━━━━━ AVAILABLE DATA

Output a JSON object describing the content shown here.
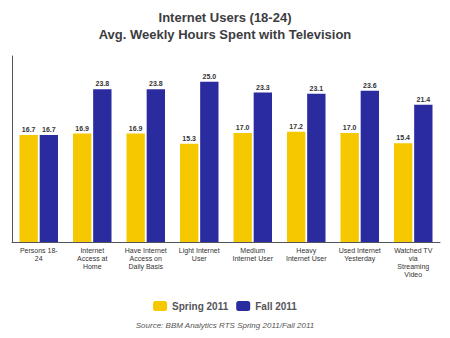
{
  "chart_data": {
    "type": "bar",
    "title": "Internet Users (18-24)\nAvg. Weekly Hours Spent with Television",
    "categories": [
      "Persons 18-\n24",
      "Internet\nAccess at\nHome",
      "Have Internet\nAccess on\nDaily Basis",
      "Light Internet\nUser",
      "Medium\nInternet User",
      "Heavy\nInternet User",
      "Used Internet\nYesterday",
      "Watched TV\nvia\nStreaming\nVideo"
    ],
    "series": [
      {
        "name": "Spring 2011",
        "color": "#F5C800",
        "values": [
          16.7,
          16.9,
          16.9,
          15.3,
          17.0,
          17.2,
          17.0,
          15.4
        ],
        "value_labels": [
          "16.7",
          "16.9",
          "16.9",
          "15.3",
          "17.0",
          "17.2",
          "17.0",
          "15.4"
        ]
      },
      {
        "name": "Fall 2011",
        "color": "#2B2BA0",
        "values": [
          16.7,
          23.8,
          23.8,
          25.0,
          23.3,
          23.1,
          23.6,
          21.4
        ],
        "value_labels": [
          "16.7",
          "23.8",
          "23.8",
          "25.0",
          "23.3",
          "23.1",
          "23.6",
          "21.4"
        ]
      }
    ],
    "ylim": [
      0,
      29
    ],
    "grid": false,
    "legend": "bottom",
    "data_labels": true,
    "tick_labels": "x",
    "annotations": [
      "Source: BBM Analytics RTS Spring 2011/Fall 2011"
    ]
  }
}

━━━━━━━━━━

• **EXERCISE GOAL**
Reproduce all of the data exactly, omitting each picture it holds.

• **RIGHT ANSWER**
Output a JSON object describing the content shown here.
{
  "chart_data": {
    "type": "bar",
    "title": "Internet Users (18-24)\nAvg. Weekly Hours Spent with Television",
    "categories": [
      "Persons 18-\n24",
      "Internet\nAccess at\nHome",
      "Have Internet\nAccess on\nDaily Basis",
      "Light Internet\nUser",
      "Medium\nInternet User",
      "Heavy\nInternet User",
      "Used Internet\nYesterday",
      "Watched TV\nvia\nStreaming\nVideo"
    ],
    "series": [
      {
        "name": "Spring 2011",
        "color": "#F5C800",
        "values": [
          16.7,
          16.9,
          16.9,
          15.3,
          17.0,
          17.2,
          17.0,
          15.4
        ],
        "value_labels": [
          "16.7",
          "16.9",
          "16.9",
          "15.3",
          "17.0",
          "17.2",
          "17.0",
          "15.4"
        ]
      },
      {
        "name": "Fall 2011",
        "color": "#2B2BA0",
        "values": [
          16.7,
          23.8,
          23.8,
          25.0,
          23.3,
          23.1,
          23.6,
          21.4
        ],
        "value_labels": [
          "16.7",
          "23.8",
          "23.8",
          "25.0",
          "23.3",
          "23.1",
          "23.6",
          "21.4"
        ]
      }
    ],
    "ylim": [
      0,
      29
    ],
    "grid": false,
    "legend": "bottom",
    "data_labels": true,
    "tick_labels": "x",
    "annotations": [
      "Source: BBM Analytics RTS Spring 2011/Fall 2011"
    ]
  }
}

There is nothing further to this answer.